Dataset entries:
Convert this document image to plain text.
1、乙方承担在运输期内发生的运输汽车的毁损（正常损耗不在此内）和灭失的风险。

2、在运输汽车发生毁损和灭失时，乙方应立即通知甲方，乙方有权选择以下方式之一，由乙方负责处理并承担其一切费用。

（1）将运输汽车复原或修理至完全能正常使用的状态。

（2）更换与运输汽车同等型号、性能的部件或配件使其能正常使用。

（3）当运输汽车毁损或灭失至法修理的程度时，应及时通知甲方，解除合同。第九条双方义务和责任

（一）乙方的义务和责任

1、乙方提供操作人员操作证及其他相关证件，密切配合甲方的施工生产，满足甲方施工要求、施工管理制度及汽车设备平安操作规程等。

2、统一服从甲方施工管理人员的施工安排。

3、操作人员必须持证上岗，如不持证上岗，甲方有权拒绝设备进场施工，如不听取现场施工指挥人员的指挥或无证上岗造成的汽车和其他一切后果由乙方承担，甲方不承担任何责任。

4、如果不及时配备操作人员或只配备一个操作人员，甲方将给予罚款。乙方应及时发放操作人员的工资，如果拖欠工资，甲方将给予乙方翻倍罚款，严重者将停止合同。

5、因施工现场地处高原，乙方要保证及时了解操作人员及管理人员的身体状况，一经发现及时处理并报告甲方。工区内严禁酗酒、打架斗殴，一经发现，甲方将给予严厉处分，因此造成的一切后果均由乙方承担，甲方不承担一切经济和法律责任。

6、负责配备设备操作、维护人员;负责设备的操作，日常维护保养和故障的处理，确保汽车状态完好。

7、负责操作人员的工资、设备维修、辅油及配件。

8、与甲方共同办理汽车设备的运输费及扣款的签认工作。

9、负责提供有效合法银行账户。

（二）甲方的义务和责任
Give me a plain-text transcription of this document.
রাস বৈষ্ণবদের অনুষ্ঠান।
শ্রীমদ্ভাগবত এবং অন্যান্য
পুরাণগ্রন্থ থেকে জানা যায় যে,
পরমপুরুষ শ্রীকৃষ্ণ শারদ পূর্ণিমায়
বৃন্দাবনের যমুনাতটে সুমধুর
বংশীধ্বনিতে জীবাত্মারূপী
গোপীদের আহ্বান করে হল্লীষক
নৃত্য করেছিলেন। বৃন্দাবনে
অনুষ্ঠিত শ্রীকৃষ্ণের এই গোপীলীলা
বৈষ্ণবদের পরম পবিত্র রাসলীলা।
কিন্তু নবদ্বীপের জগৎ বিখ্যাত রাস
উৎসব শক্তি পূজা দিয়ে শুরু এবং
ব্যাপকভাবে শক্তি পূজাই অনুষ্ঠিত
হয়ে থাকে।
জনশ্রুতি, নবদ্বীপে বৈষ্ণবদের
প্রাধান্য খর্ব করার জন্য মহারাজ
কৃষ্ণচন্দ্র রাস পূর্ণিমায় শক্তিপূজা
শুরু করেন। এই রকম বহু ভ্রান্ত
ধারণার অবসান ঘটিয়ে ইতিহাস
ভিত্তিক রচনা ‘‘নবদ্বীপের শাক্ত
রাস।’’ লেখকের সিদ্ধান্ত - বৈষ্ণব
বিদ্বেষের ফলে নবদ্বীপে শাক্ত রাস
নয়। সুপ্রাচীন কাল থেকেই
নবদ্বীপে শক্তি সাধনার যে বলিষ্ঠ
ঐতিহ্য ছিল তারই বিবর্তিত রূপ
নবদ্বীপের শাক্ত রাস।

Task instructions:
All the data must be duplicated exactly, with nothing added or removed.

Expected answer:
Convert this document image to plain text.
1、乙方承担在运输期内发生的运输汽车的毁损（正常损耗不在此内）和灭失的风险。

2、在运输汽车发生毁损和灭失时，乙方应立即通知甲方，乙方有权选择以下方式之一，由乙方负责处理并承担其一切费用。

（1）将运输汽车复原或修理至完全能正常使用的状态。

（2）更换与运输汽车同等型号、性能的部件或配件使其能正常使用。

（3）当运输汽车毁损或灭失至法修理的程度时，应及时通知甲方，解除合同。第九条双方义务和责任

（一）乙方的义务和责任

1、乙方提供操作人员操作证及其他相关证件，密切配合甲方的施工生产，满足甲方施工要求、施工管理制度及汽车设备平安操作规程等。

2、统一服从甲方施工管理人员的施工安排。

3、操作人员必须持证上岗，如不持证上岗，甲方有权拒绝设备进场施工，如不听取现场施工指挥人员的指挥或无证上岗造成的汽车和其他一切后果由乙方承担，甲方不承担任何责任。

4、如果不及时配备操作人员或只配备一个操作人员，甲方将给予罚款。乙方应及时发放操作人员的工资，如果拖欠工资，甲方将给予乙方翻倍罚款，严重者将停止合同。

5、因施工现场地处高原，乙方要保证及时了解操作人员及管理人员的身体状况，一经发现及时处理并报告甲方。工区内严禁酗酒、打架斗殴，一经发现，甲方将给予严厉处分，因此造成的一切后果均由乙方承担，甲方不承担一切经济和法律责任。

6、负责配备设备操作、维护人员;负责设备的操作，日常维护保养和故障的处理，确保汽车状态完好。

7、负责操作人员的工资、设备维修、辅油及配件。

8、与甲方共同办理汽车设备的运输费及扣款的签认工作。

9、负责提供有效合法银行账户。

（二）甲方的义务和责任
Give me a plain-text transcription of this document.
রাস বৈষ্ণবদের অনুষ্ঠান।
শ্রীমদ্ভাগবত এবং অন্যান্য
পুরাণগ্রন্থ থেকে জানা যায় যে,
পরমপুরুষ শ্রীকৃষ্ণ শারদ পূর্ণিমায়
বৃন্দাবনের যমুনাতটে সুমধুর
বংশীধ্বনিতে জীবাত্মারূপী
গোপীদের আহ্বান করে হল্লীষক
নৃত্য করেছিলেন। বৃন্দাবনে
অনুষ্ঠিত শ্রীকৃষ্ণের এই গোপীলীলা
বৈষ্ণবদের পরম পবিত্র রাসলীলা।
কিন্তু নবদ্বীপের জগৎ বিখ্যাত রাস
উৎসব শক্তি পূজা দিয়ে শুরু এবং
ব্যাপকভাবে শক্তি পূজাই অনুষ্ঠিত
হয়ে থাকে।
জনশ্রুতি, নবদ্বীপে বৈষ্ণবদের
প্রাধান্য খর্ব করার জন্য মহারাজ
কৃষ্ণচন্দ্র রাস পূর্ণিমায় শক্তিপূজা
শুরু করেন। এই রকম বহু ভ্রান্ত
ধারণার অবসান ঘটিয়ে ইতিহাস
ভিত্তিক রচনা ‘‘নবদ্বীপের শাক্ত
রাস।’’ লেখকের সিদ্ধান্ত - বৈষ্ণব
বিদ্বেষের ফলে নবদ্বীপে শাক্ত রাস
নয়। সুপ্রাচীন কাল থেকেই
নবদ্বীপে শক্তি সাধনার যে বলিষ্ঠ
ঐতিহ্য ছিল তারই বিবর্তিত রূপ
নবদ্বীপের শাক্ত রাস।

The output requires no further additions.